Saved data entries

________________

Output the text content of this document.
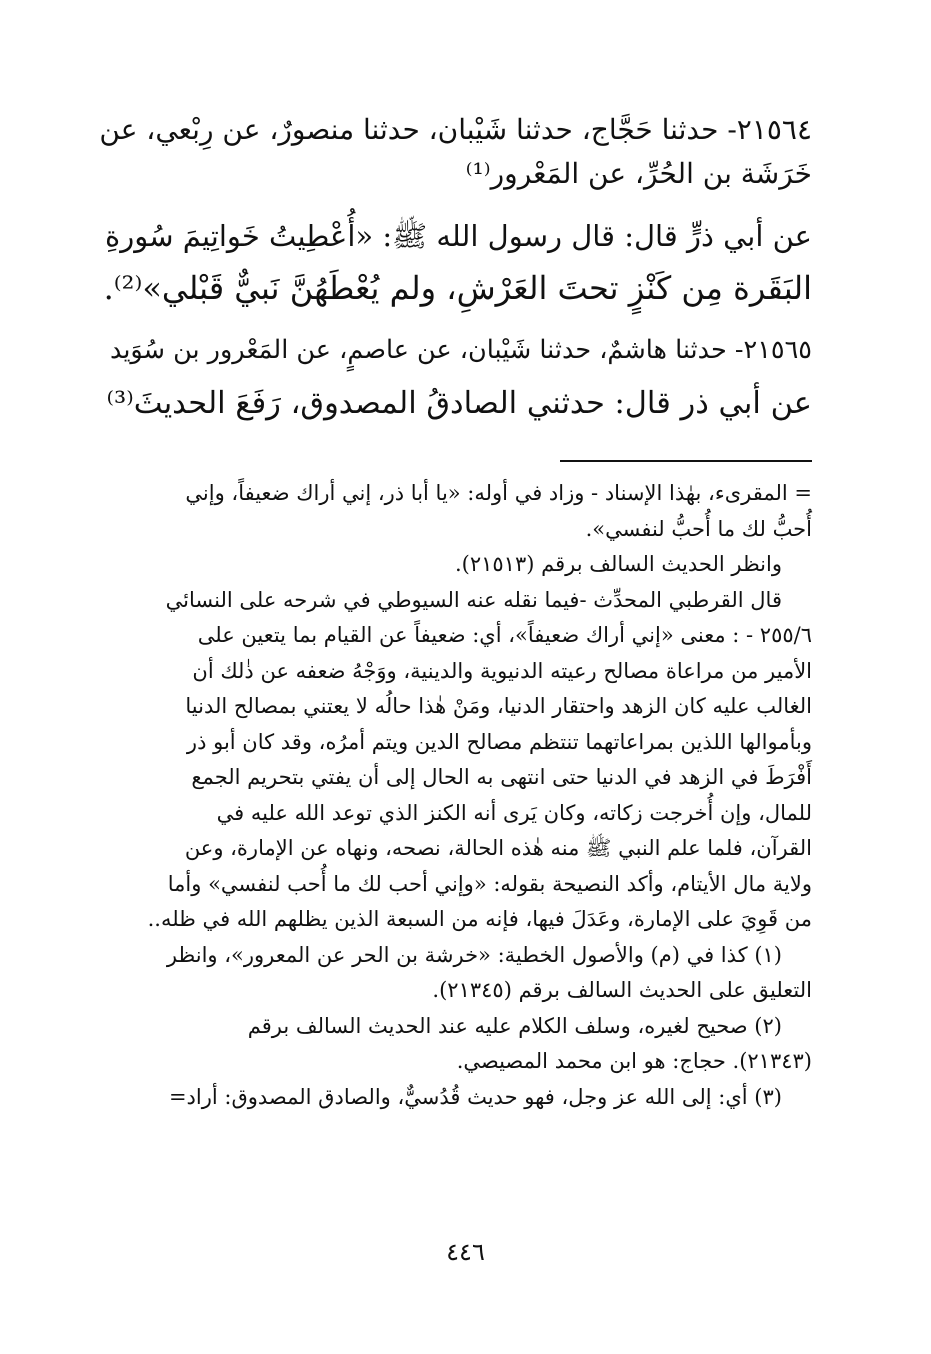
٢١٥٦٤- حدثنا حَجَّاج، حدثنا شَيْبان، حدثنا منصورٌ، عن رِبْعي، عن
خَرَشَة بن الحُرِّ، عن المَعْرور⁽¹⁾
عن أبي ذرٍّ قال: قال رسول الله ﷺ: «أُعْطِيتُ خَواتِيمَ سُورةِ
البَقَرة مِن كَنْزٍ تحتَ العَرْشِ، ولم يُعْطَهُنَّ نَبيٌّ قَبْلي»⁽²⁾.
٢١٥٦٥- حدثنا هاشمٌ، حدثنا شَيْبان، عن عاصمٍ، عن المَعْرور بن سُوَيد
عن أبي ذر قال: حدثني الصادقُ المصدوق، رَفَعَ الحديثَ⁽³⁾
= المقرىء، بهٰذا الإسناد - وزاد في أوله: «يا أبا ذر، إني أراك ضعيفاً، وإني
أُحبُّ لك ما أُحبُّ لنفسي».
وانظر الحديث السالف برقم (٢١٥١٣).
قال القرطبي المحدِّث -فيما نقله عنه السيوطي في شرحه على النسائي
٢٥٥/٦ - : معنى «إني أراك ضعيفاً»، أي: ضعيفاً عن القيام بما يتعين على
الأمير من مراعاة مصالح رعيته الدنيوية والدينية، ووَجْهُ ضعفه عن ذٰلك أن
الغالب عليه كان الزهد واحتقار الدنيا، ومَنْ هٰذا حالُه لا يعتني بمصالح الدنيا
وبأموالها اللذين بمراعاتهما تنتظم مصالح الدين ويتم أمرُه، وقد كان أبو ذر
أَفْرَطَ في الزهد في الدنيا حتى انتهى به الحال إلى أن يفتي بتحريم الجمع
للمال، وإن أُخرجت زكاته، وكان يَرى أنه الكنز الذي توعد الله عليه في
القرآن، فلما علم النبي ﷺ منه هٰذه الحالة، نصحه، ونهاه عن الإمارة، وعن
ولاية مال الأيتام، وأكد النصيحة بقوله: «وإني أحب لك ما أُحب لنفسي» وأما
من قَوِيَ على الإمارة، وعَدَلَ فيها، فإنه من السبعة الذين يظلهم الله في ظله..
(١) كذا في (م) والأصول الخطية: «خرشة بن الحر عن المعرور»، وانظر
التعليق على الحديث السالف برقم (٢١٣٤٥).
(٢) صحيح لغيره، وسلف الكلام عليه عند الحديث السالف برقم
(٢١٣٤٣). حجاج: هو ابن محمد المصيصي.
(٣) أي: إلى الله عز وجل، فهو حديث قُدُسيٌّ، والصادق المصدوق: أراد=
٤٤٦
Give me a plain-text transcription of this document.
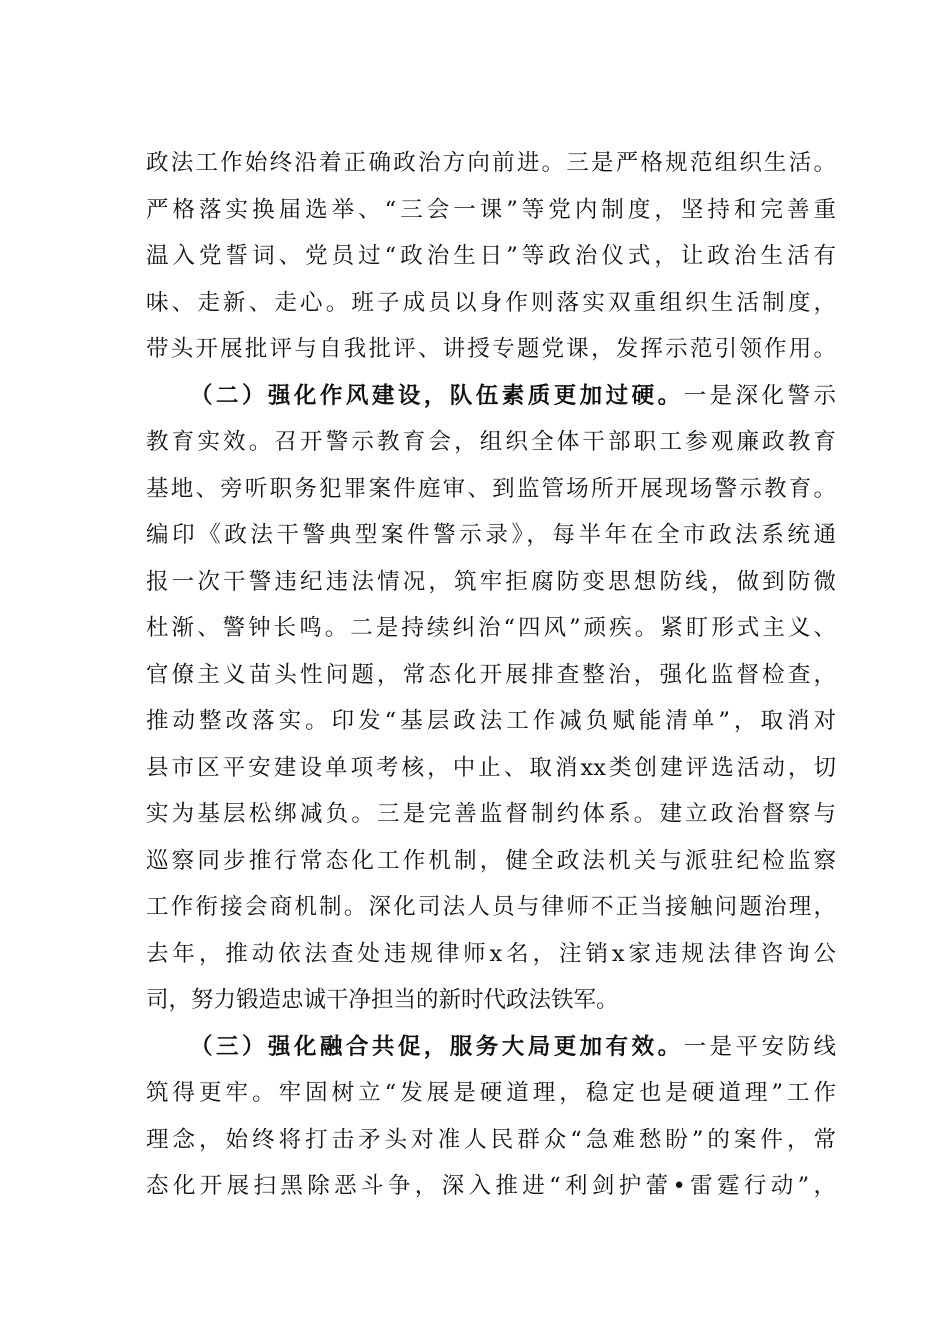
政法工作始终沿着正确政治方向前进。三是严格规范组织生活。
严格落实换届选举、“三会一课”等党内制度，坚持和完善重
温入党誓词、党员过“政治生日”等政治仪式，让政治生活有
味、走新、走心。班子成员以身作则落实双重组织生活制度，
带头开展批评与自我批评、讲授专题党课，发挥示范引领作用。
（二）强化作风建设，队伍素质更加过硬。一是深化警示
教育实效。召开警示教育会，组织全体干部职工参观廉政教育
基地、旁听职务犯罪案件庭审、到监管场所开展现场警示教育。
编印《政法干警典型案件警示录》，每半年在全市政法系统通
报一次干警违纪违法情况，筑牢拒腐防变思想防线，做到防微
杜渐、警钟长鸣。二是持续纠治“四风”顽疾。紧盯形式主义、
官僚主义苗头性问题，常态化开展排查整治，强化监督检查，
推动整改落实。印发“基层政法工作减负赋能清单”，取消对
县市区平安建设单项考核，中止、取消xx类创建评选活动，切
实为基层松绑减负。三是完善监督制约体系。建立政治督察与
巡察同步推行常态化工作机制，健全政法机关与派驻纪检监察
工作衔接会商机制。深化司法人员与律师不正当接触问题治理，
去年，推动依法查处违规律师x名，注销x家违规法律咨询公
司，努力锻造忠诚干净担当的新时代政法铁军。
（三）强化融合共促，服务大局更加有效。一是平安防线
筑得更牢。牢固树立“发展是硬道理，稳定也是硬道理”工作
理念，始终将打击矛头对准人民群众“急难愁盼”的案件，常
态化开展扫黑除恶斗争，深入推进“利剑护蕾•雷霆行动”，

________________

What is the number of lines in the listing that contain the string "أراك"? Reply with that number alone.

2